══ 引用文 ══

7月4日レポート:オープニング・シンポジウム 現象学にとって異境とは何か
Report
2015年7月4日、明治大学和泉キャンパス図書館ホールで、オープニング・シンポジウム「現象学にとって異境とは何か」が開催されました。小雨が混じるなか、明治大学の学部生から、遠くから足を運んでくださった現象学の専門家まで、参加者は50名を超えました。私たちのプロジェクトへの関心は決して小さくはないことがわかり、強く勇気づけられました。
シンポジウムは、研究代表者の合田正人によるプロジェクトの説明で幕を開け、次に、池田喬、合田正人、志野好伸の三人の研究推進者がアメリカ、中国、日本での現象学の展開について報告し、さらに、田口茂氏(北海道大学准教授)と中島隆博氏(東京大学教授)の二人のゲストによる講演が続きました。最後に、会場を交えた総合討議が行われ、シンポジウムは盛況のうちに終了しました。

═══

**課題の内容:**
シンポジウムの報告の「シンポジウムは、研究代表者の」から「は盛況のうちに終了しました。」までをすべて、一字も変えずに写し取ってください。 資料は参照しなくてよい。

══ データ抜粋 ══

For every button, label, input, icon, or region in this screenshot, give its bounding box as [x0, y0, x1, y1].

═══

**完全な解答:**
シンポジウムは、研究代表者の合田正人によるプロジェクトの説明で幕を開け、次に、池田喬、合田正人、志野好伸の三人の研究推進者がアメリカ、中国、日本での現象学の展開について報告し、さらに、田口茂氏(北海道大学准教授)と中島隆博氏(東京大学教授)の二人のゲストによる講演が続きました。最後に、会場を交えた総合討議が行われ、シンポジウムは盛況のうちに終了しました。